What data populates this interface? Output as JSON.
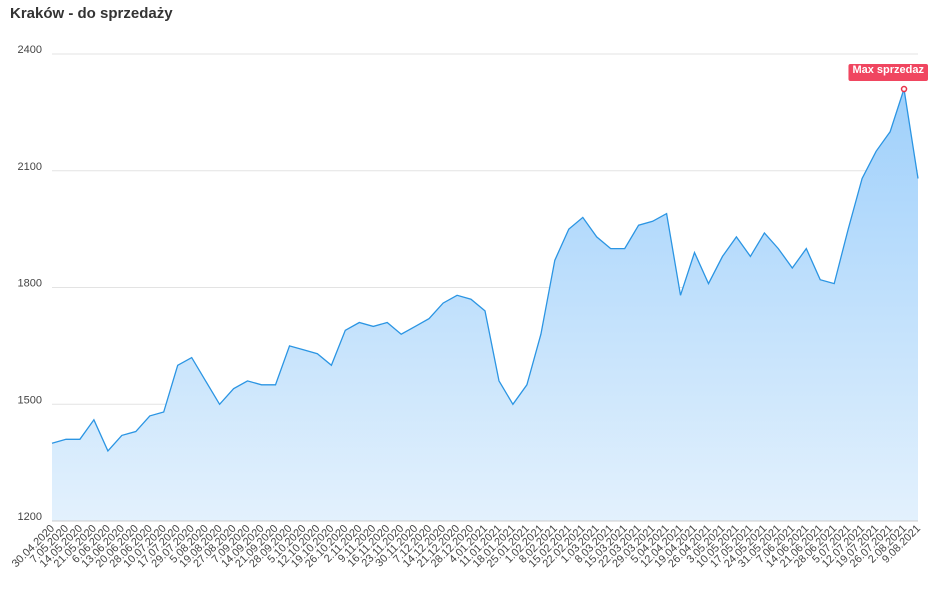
{
  "chart_data": {
    "type": "area-line",
    "title": "Kraków - do sprzedaży",
    "categories": [
      "30.04.2020",
      "7.05.2020",
      "14.05.2020",
      "21.05.2020",
      "6.06.2020",
      "13.06.2020",
      "20.06.2020",
      "28.06.2020",
      "10.07.2020",
      "17.07.2020",
      "29.07.2020",
      "5.08.2020",
      "19.08.2020",
      "27.08.2020",
      "7.09.2020",
      "14.09.2020",
      "21.09.2020",
      "28.09.2020",
      "5.10.2020",
      "12.10.2020",
      "19.10.2020",
      "26.10.2020",
      "2.11.2020",
      "9.11.2020",
      "16.11.2020",
      "23.11.2020",
      "30.11.2020",
      "7.12.2020",
      "14.12.2020",
      "21.12.2020",
      "28.12.2020",
      "4.01.2021",
      "11.01.2021",
      "18.01.2021",
      "25.01.2021",
      "1.02.2021",
      "8.02.2021",
      "15.02.2021",
      "22.02.2021",
      "1.03.2021",
      "8.03.2021",
      "15.03.2021",
      "22.03.2021",
      "29.03.2021",
      "5.04.2021",
      "12.04.2021",
      "19.04.2021",
      "26.04.2021",
      "3.05.2021",
      "10.05.2021",
      "17.05.2021",
      "24.05.2021",
      "31.05.2021",
      "7.06.2021",
      "14.06.2021",
      "21.06.2021",
      "28.06.2021",
      "5.07.2021",
      "12.07.2021",
      "19.07.2021",
      "26.07.2021",
      "2.08.2021",
      "9.08.2021"
    ],
    "values": [
      1400,
      1410,
      1410,
      1460,
      1380,
      1420,
      1430,
      1470,
      1480,
      1600,
      1620,
      1560,
      1500,
      1540,
      1560,
      1550,
      1550,
      1650,
      1640,
      1630,
      1600,
      1690,
      1710,
      1700,
      1710,
      1680,
      1700,
      1720,
      1760,
      1780,
      1770,
      1740,
      1560,
      1500,
      1550,
      1680,
      1870,
      1950,
      1980,
      1930,
      1900,
      1900,
      1960,
      1970,
      1990,
      1780,
      1890,
      1810,
      1880,
      1930,
      1880,
      1940,
      1900,
      1850,
      1900,
      1820,
      1810,
      1950,
      2080,
      2150,
      2200,
      2310,
      2080
    ],
    "color": "#2b95e3",
    "ylim": [
      1200,
      2400
    ],
    "yticks": [
      1200,
      1500,
      1800,
      2100,
      2400
    ],
    "grid": true,
    "annotation": "Max sprzedaz"
  }
}
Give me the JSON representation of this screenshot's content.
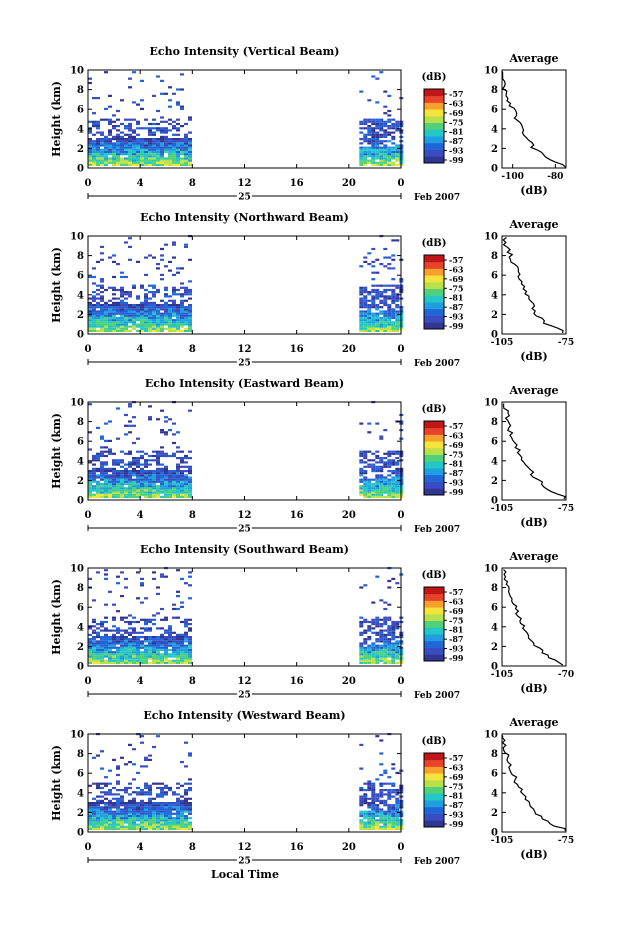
{
  "figure": {
    "xlabel": "Local Time",
    "date_label": "Feb 2007",
    "day_label": "25",
    "colorbar_unit": "(dB)",
    "avg_title": "Average",
    "avg_xlabel": "(dB)"
  },
  "colors": {
    "scale": [
      "#313695",
      "#3b4cc0",
      "#2166d8",
      "#1f9fe0",
      "#22c8c8",
      "#4fd07a",
      "#b8e04a",
      "#f2e43a",
      "#f8a02c",
      "#e8432a",
      "#c0161a"
    ]
  },
  "chart_data": [
    {
      "type": "heatmap",
      "title": "Echo Intensity (Vertical Beam)",
      "ylabel": "Height (km)",
      "xlim": [
        0,
        24
      ],
      "ylim": [
        0,
        10
      ],
      "xticks": [
        "0",
        "4",
        "8",
        "12",
        "16",
        "20",
        "0"
      ],
      "yticks": [
        "0",
        "2",
        "4",
        "6",
        "8",
        "10"
      ],
      "colorbar_ticks": [
        "-57",
        "-63",
        "-69",
        "-75",
        "-81",
        "-87",
        "-93",
        "-99"
      ],
      "data_blocks_hours": [
        [
          0,
          8
        ],
        [
          20.8,
          24
        ]
      ],
      "average": {
        "type": "line",
        "xlim": [
          -105,
          -75
        ],
        "xticks": [
          "-100",
          "-80"
        ],
        "yticks": [
          "0",
          "2",
          "4",
          "6",
          "8",
          "10"
        ],
        "height_km": [
          0.3,
          1,
          2,
          3,
          4,
          5,
          6,
          7,
          8,
          9,
          9.8
        ],
        "db": [
          -76,
          -84,
          -90,
          -93,
          -96,
          -98,
          -100,
          -102,
          -104,
          -105,
          -105
        ]
      }
    },
    {
      "type": "heatmap",
      "title": "Echo Intensity (Northward Beam)",
      "ylabel": "Height (km)",
      "xlim": [
        0,
        24
      ],
      "ylim": [
        0,
        10
      ],
      "xticks": [
        "0",
        "4",
        "8",
        "12",
        "16",
        "20",
        "0"
      ],
      "yticks": [
        "0",
        "2",
        "4",
        "6",
        "8",
        "10"
      ],
      "colorbar_ticks": [
        "-57",
        "-63",
        "-69",
        "-75",
        "-81",
        "-87",
        "-93",
        "-99"
      ],
      "data_blocks_hours": [
        [
          0,
          8
        ],
        [
          20.8,
          24
        ]
      ],
      "average": {
        "type": "line",
        "xlim": [
          -105,
          -75
        ],
        "xticks": [
          "-105",
          "-75"
        ],
        "yticks": [
          "0",
          "2",
          "4",
          "6",
          "8",
          "10"
        ],
        "height_km": [
          0.3,
          1,
          2,
          3,
          4,
          5,
          6,
          7,
          8,
          9,
          9.8
        ],
        "db": [
          -76,
          -84,
          -89,
          -91,
          -93,
          -95,
          -97,
          -99,
          -101,
          -103,
          -104
        ]
      }
    },
    {
      "type": "heatmap",
      "title": "Echo Intensity (Eastward Beam)",
      "ylabel": "Height (km)",
      "xlim": [
        0,
        24
      ],
      "ylim": [
        0,
        10
      ],
      "xticks": [
        "0",
        "4",
        "8",
        "12",
        "16",
        "20",
        "0"
      ],
      "yticks": [
        "0",
        "2",
        "4",
        "6",
        "8",
        "10"
      ],
      "colorbar_ticks": [
        "-57",
        "-63",
        "-69",
        "-75",
        "-81",
        "-87",
        "-93",
        "-99"
      ],
      "data_blocks_hours": [
        [
          0,
          8
        ],
        [
          20.8,
          24
        ]
      ],
      "average": {
        "type": "line",
        "xlim": [
          -105,
          -75
        ],
        "xticks": [
          "-105",
          "-75"
        ],
        "yticks": [
          "0",
          "2",
          "4",
          "6",
          "8",
          "10"
        ],
        "height_km": [
          0.3,
          1,
          2,
          3,
          4,
          5,
          6,
          7,
          8,
          9,
          9.8
        ],
        "db": [
          -76,
          -83,
          -88,
          -92,
          -95,
          -97,
          -99,
          -101,
          -102,
          -103,
          -104
        ]
      }
    },
    {
      "type": "heatmap",
      "title": "Echo Intensity (Southward Beam)",
      "ylabel": "Height (km)",
      "xlim": [
        0,
        24
      ],
      "ylim": [
        0,
        10
      ],
      "xticks": [
        "0",
        "4",
        "8",
        "12",
        "16",
        "20",
        "0"
      ],
      "yticks": [
        "0",
        "2",
        "4",
        "6",
        "8",
        "10"
      ],
      "colorbar_ticks": [
        "-57",
        "-63",
        "-69",
        "-75",
        "-81",
        "-87",
        "-93",
        "-99"
      ],
      "data_blocks_hours": [
        [
          0,
          8
        ],
        [
          20.8,
          24
        ]
      ],
      "average": {
        "type": "line",
        "xlim": [
          -105,
          -70
        ],
        "xticks": [
          "-105",
          "-70"
        ],
        "yticks": [
          "0",
          "2",
          "4",
          "6",
          "8",
          "10"
        ],
        "height_km": [
          0.3,
          1,
          2,
          3,
          4,
          5,
          6,
          7,
          8,
          9,
          9.8
        ],
        "db": [
          -72,
          -80,
          -86,
          -90,
          -93,
          -96,
          -98,
          -100,
          -102,
          -103,
          -104
        ]
      }
    },
    {
      "type": "heatmap",
      "title": "Echo Intensity (Westward Beam)",
      "ylabel": "Height (km)",
      "xlim": [
        0,
        24
      ],
      "ylim": [
        0,
        10
      ],
      "xticks": [
        "0",
        "4",
        "8",
        "12",
        "16",
        "20",
        "0"
      ],
      "yticks": [
        "0",
        "2",
        "4",
        "6",
        "8",
        "10"
      ],
      "colorbar_ticks": [
        "-57",
        "-63",
        "-69",
        "-75",
        "-81",
        "-87",
        "-93",
        "-99"
      ],
      "data_blocks_hours": [
        [
          0,
          8
        ],
        [
          20.8,
          24
        ]
      ],
      "average": {
        "type": "line",
        "xlim": [
          -105,
          -75
        ],
        "xticks": [
          "-105",
          "-75"
        ],
        "yticks": [
          "0",
          "2",
          "4",
          "6",
          "8",
          "10"
        ],
        "height_km": [
          0.3,
          1,
          2,
          3,
          4,
          5,
          6,
          7,
          8,
          9,
          9.8
        ],
        "db": [
          -76,
          -84,
          -89,
          -93,
          -96,
          -98,
          -100,
          -102,
          -103,
          -104,
          -105
        ]
      }
    }
  ]
}
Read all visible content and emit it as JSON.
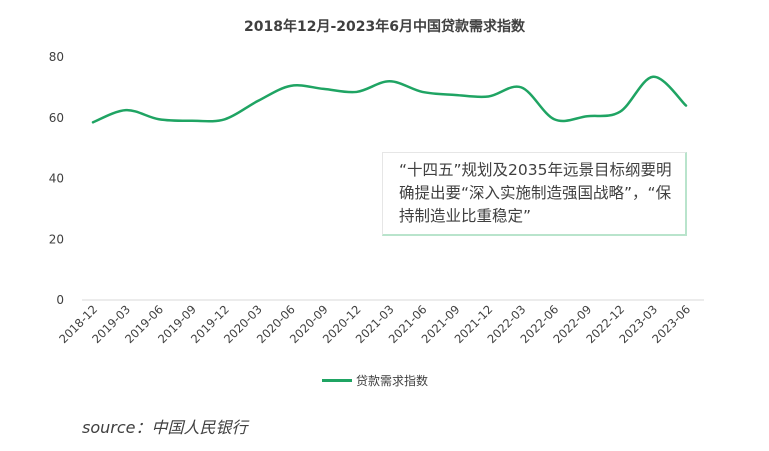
{
  "chart_data": {
    "type": "line",
    "title": "2018年12月-2023年6月中国贷款需求指数",
    "x": [
      "2018-12",
      "2019-03",
      "2019-06",
      "2019-09",
      "2019-12",
      "2020-03",
      "2020-06",
      "2020-09",
      "2020-12",
      "2021-03",
      "2021-06",
      "2021-09",
      "2021-12",
      "2022-03",
      "2022-06",
      "2022-09",
      "2022-12",
      "2023-03",
      "2023-06"
    ],
    "series": [
      {
        "name": "贷款需求指数",
        "values": [
          58.5,
          62.5,
          59.5,
          59,
          59.5,
          65.5,
          70.5,
          69.5,
          68.5,
          72,
          68.5,
          67.5,
          67,
          70,
          59.5,
          60.5,
          62,
          73.5,
          64
        ]
      }
    ],
    "ylim": [
      0,
      80
    ],
    "yticks": [
      0,
      20,
      40,
      60,
      80
    ],
    "grid": false,
    "legend_position": "bottom",
    "color": "#1fa463",
    "annotation": "“十四五”规划及2035年远景目标纲要明确提出要“深入实施制造强国战略”，“保持制造业比重稳定”"
  },
  "source": "source：中国人民银行"
}
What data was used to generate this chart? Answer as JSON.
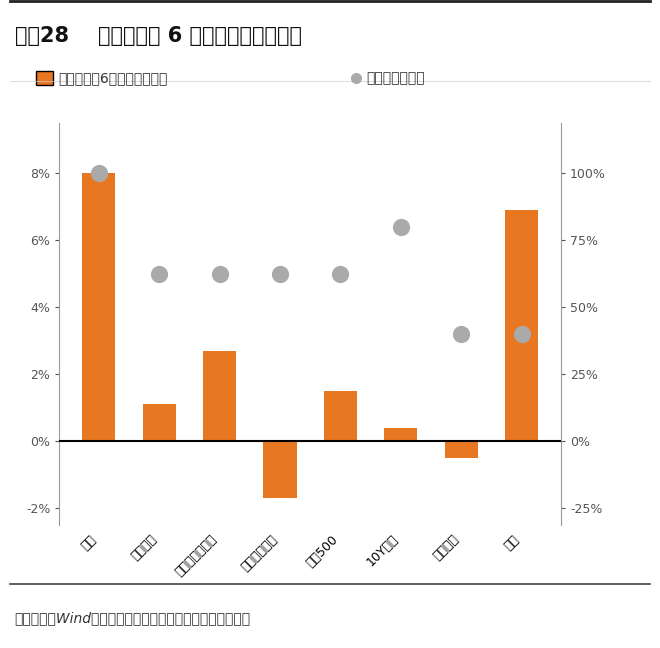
{
  "title_prefix": "图表28",
  "title_main": "降息开启后 6 个月内黄金明显占优",
  "categories": [
    "黄金",
    "发达市场",
    "道琼斯工业指数",
    "纳斯达克指数",
    "标普500",
    "10Y美债",
    "美元指数",
    "原油"
  ],
  "bar_values": [
    8.0,
    1.1,
    2.7,
    -1.7,
    1.5,
    0.4,
    -0.5,
    6.9
  ],
  "dot_values": [
    100.0,
    62.5,
    62.5,
    62.5,
    62.5,
    80.0,
    40.0,
    40.0
  ],
  "bar_color": "#E87722",
  "dot_color": "#AAAAAA",
  "left_ylim": [
    -2.5,
    9.5
  ],
  "right_ylim": [
    -31.25,
    118.75
  ],
  "left_yticks": [
    -2,
    0,
    2,
    4,
    6,
    8
  ],
  "right_yticks": [
    -25,
    0,
    25,
    50,
    75,
    100
  ],
  "legend_bar_label": "开启降息后6个月平均收益率",
  "legend_dot_label": "历史胜率（右）",
  "footer": "资料来源：Wind，平安证券研究所；注：美债是绝对值变动",
  "title_fontsize": 15,
  "label_fontsize": 10,
  "tick_fontsize": 9,
  "footer_fontsize": 10,
  "background_color": "#FFFFFF"
}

◇ ◇ ◇ ◇ ◇ ◇ ◇

● **What is required**: Every line from the one with "What data was" through the last line of the material gets printed exactly, and nothing more. Omit the pictures.

● **Response to this task**:
What data was used to generate this chart? Answer as JSON.
{
  "title_prefix": "图表28",
  "title_main": "降息开启后 6 个月内黄金明显占优",
  "categories": [
    "黄金",
    "发达市场",
    "道琼斯工业指数",
    "纳斯达克指数",
    "标普500",
    "10Y美债",
    "美元指数",
    "原油"
  ],
  "bar_values": [
    8.0,
    1.1,
    2.7,
    -1.7,
    1.5,
    0.4,
    -0.5,
    6.9
  ],
  "dot_values": [
    100.0,
    62.5,
    62.5,
    62.5,
    62.5,
    80.0,
    40.0,
    40.0
  ],
  "bar_color": "#E87722",
  "dot_color": "#AAAAAA",
  "left_ylim": [
    -2.5,
    9.5
  ],
  "right_ylim": [
    -31.25,
    118.75
  ],
  "left_yticks": [
    -2,
    0,
    2,
    4,
    6,
    8
  ],
  "right_yticks": [
    -25,
    0,
    25,
    50,
    75,
    100
  ],
  "legend_bar_label": "开启降息后6个月平均收益率",
  "legend_dot_label": "历史胜率（右）",
  "footer": "资料来源：Wind，平安证券研究所；注：美债是绝对值变动",
  "title_fontsize": 15,
  "label_fontsize": 10,
  "tick_fontsize": 9,
  "footer_fontsize": 10,
  "background_color": "#FFFFFF"
}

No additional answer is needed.